EXERCISE DESCRIPTION
All entries must be extracted exactly, with nothing added or dropped.

>> BEGIN ITEMS

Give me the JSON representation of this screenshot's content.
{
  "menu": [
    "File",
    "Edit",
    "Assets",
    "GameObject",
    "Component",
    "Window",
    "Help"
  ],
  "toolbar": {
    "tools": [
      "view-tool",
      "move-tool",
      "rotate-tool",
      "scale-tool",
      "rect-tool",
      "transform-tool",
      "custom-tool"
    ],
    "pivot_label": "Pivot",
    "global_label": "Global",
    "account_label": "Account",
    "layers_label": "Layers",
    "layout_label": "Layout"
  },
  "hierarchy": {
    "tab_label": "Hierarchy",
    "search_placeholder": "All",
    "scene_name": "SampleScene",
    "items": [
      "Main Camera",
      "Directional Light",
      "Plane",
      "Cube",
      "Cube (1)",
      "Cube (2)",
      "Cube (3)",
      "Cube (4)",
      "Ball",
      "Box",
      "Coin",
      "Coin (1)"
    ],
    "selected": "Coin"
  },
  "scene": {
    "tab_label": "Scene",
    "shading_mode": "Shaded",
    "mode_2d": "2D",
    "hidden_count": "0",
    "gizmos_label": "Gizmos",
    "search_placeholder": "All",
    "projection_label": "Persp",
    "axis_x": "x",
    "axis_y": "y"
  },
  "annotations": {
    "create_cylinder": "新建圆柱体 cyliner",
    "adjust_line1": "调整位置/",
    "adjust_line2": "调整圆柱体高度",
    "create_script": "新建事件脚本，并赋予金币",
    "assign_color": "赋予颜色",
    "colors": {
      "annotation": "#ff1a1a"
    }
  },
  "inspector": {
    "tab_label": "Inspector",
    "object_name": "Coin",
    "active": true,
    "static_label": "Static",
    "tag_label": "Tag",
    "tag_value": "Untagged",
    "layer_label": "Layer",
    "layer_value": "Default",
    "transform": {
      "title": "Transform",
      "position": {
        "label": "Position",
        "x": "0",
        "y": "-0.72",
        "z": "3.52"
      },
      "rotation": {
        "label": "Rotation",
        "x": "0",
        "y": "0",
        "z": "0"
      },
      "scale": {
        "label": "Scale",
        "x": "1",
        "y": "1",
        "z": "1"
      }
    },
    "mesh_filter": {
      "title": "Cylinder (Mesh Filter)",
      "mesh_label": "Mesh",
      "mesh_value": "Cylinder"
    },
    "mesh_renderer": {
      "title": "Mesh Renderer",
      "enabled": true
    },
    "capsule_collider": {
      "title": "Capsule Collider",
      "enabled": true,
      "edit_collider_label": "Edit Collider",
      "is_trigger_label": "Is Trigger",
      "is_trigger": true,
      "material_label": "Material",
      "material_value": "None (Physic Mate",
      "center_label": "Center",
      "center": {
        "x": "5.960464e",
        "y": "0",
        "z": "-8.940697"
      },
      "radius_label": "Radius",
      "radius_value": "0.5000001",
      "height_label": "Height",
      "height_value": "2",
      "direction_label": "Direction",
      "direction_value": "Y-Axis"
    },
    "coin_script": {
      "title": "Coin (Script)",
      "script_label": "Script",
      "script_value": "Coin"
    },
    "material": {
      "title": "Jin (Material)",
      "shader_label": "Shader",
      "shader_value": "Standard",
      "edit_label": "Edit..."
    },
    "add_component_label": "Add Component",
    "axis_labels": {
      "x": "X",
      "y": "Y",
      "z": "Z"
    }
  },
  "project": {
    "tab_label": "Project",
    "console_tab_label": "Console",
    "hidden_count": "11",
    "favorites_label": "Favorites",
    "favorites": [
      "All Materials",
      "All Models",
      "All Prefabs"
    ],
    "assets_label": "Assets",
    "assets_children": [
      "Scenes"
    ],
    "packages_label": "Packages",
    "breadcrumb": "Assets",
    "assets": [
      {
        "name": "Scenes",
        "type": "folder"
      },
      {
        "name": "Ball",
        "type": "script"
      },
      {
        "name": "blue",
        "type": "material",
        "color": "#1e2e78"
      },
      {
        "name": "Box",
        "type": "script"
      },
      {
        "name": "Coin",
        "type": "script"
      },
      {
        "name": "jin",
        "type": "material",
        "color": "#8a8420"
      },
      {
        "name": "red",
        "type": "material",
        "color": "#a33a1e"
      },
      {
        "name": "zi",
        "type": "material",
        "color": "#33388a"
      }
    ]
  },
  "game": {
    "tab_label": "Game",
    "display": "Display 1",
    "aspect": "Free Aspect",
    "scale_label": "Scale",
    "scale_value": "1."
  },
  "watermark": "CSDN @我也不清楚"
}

>> END ITEMS

RESPONSE TO THE EXERCISE
Give me the JSON representation of this screenshot's content.
{
  "menu": [
    "File",
    "Edit",
    "Assets",
    "GameObject",
    "Component",
    "Window",
    "Help"
  ],
  "toolbar": {
    "tools": [
      "view-tool",
      "move-tool",
      "rotate-tool",
      "scale-tool",
      "rect-tool",
      "transform-tool",
      "custom-tool"
    ],
    "pivot_label": "Pivot",
    "global_label": "Global",
    "account_label": "Account",
    "layers_label": "Layers",
    "layout_label": "Layout"
  },
  "hierarchy": {
    "tab_label": "Hierarchy",
    "search_placeholder": "All",
    "scene_name": "SampleScene",
    "items": [
      "Main Camera",
      "Directional Light",
      "Plane",
      "Cube",
      "Cube (1)",
      "Cube (2)",
      "Cube (3)",
      "Cube (4)",
      "Ball",
      "Box",
      "Coin",
      "Coin (1)"
    ],
    "selected": "Coin"
  },
  "scene": {
    "tab_label": "Scene",
    "shading_mode": "Shaded",
    "mode_2d": "2D",
    "hidden_count": "0",
    "gizmos_label": "Gizmos",
    "search_placeholder": "All",
    "projection_label": "Persp",
    "axis_x": "x",
    "axis_y": "y"
  },
  "annotations": {
    "create_cylinder": "新建圆柱体 cyliner",
    "adjust_line1": "调整位置/",
    "adjust_line2": "调整圆柱体高度",
    "create_script": "新建事件脚本，并赋予金币",
    "assign_color": "赋予颜色",
    "colors": {
      "annotation": "#ff1a1a"
    }
  },
  "inspector": {
    "tab_label": "Inspector",
    "object_name": "Coin",
    "active": true,
    "static_label": "Static",
    "tag_label": "Tag",
    "tag_value": "Untagged",
    "layer_label": "Layer",
    "layer_value": "Default",
    "transform": {
      "title": "Transform",
      "position": {
        "label": "Position",
        "x": "0",
        "y": "-0.72",
        "z": "3.52"
      },
      "rotation": {
        "label": "Rotation",
        "x": "0",
        "y": "0",
        "z": "0"
      },
      "scale": {
        "label": "Scale",
        "x": "1",
        "y": "1",
        "z": "1"
      }
    },
    "mesh_filter": {
      "title": "Cylinder (Mesh Filter)",
      "mesh_label": "Mesh",
      "mesh_value": "Cylinder"
    },
    "mesh_renderer": {
      "title": "Mesh Renderer",
      "enabled": true
    },
    "capsule_collider": {
      "title": "Capsule Collider",
      "enabled": true,
      "edit_collider_label": "Edit Collider",
      "is_trigger_label": "Is Trigger",
      "is_trigger": true,
      "material_label": "Material",
      "material_value": "None (Physic Mate",
      "center_label": "Center",
      "center": {
        "x": "5.960464e",
        "y": "0",
        "z": "-8.940697"
      },
      "radius_label": "Radius",
      "radius_value": "0.5000001",
      "height_label": "Height",
      "height_value": "2",
      "direction_label": "Direction",
      "direction_value": "Y-Axis"
    },
    "coin_script": {
      "title": "Coin (Script)",
      "script_label": "Script",
      "script_value": "Coin"
    },
    "material": {
      "title": "Jin (Material)",
      "shader_label": "Shader",
      "shader_value": "Standard",
      "edit_label": "Edit..."
    },
    "add_component_label": "Add Component",
    "axis_labels": {
      "x": "X",
      "y": "Y",
      "z": "Z"
    }
  },
  "project": {
    "tab_label": "Project",
    "console_tab_label": "Console",
    "hidden_count": "11",
    "favorites_label": "Favorites",
    "favorites": [
      "All Materials",
      "All Models",
      "All Prefabs"
    ],
    "assets_label": "Assets",
    "assets_children": [
      "Scenes"
    ],
    "packages_label": "Packages",
    "breadcrumb": "Assets",
    "assets": [
      {
        "name": "Scenes",
        "type": "folder"
      },
      {
        "name": "Ball",
        "type": "script"
      },
      {
        "name": "blue",
        "type": "material",
        "color": "#1e2e78"
      },
      {
        "name": "Box",
        "type": "script"
      },
      {
        "name": "Coin",
        "type": "script"
      },
      {
        "name": "jin",
        "type": "material",
        "color": "#8a8420"
      },
      {
        "name": "red",
        "type": "material",
        "color": "#a33a1e"
      },
      {
        "name": "zi",
        "type": "material",
        "color": "#33388a"
      }
    ]
  },
  "game": {
    "tab_label": "Game",
    "display": "Display 1",
    "aspect": "Free Aspect",
    "scale_label": "Scale",
    "scale_value": "1."
  },
  "watermark": "CSDN @我也不清楚"
}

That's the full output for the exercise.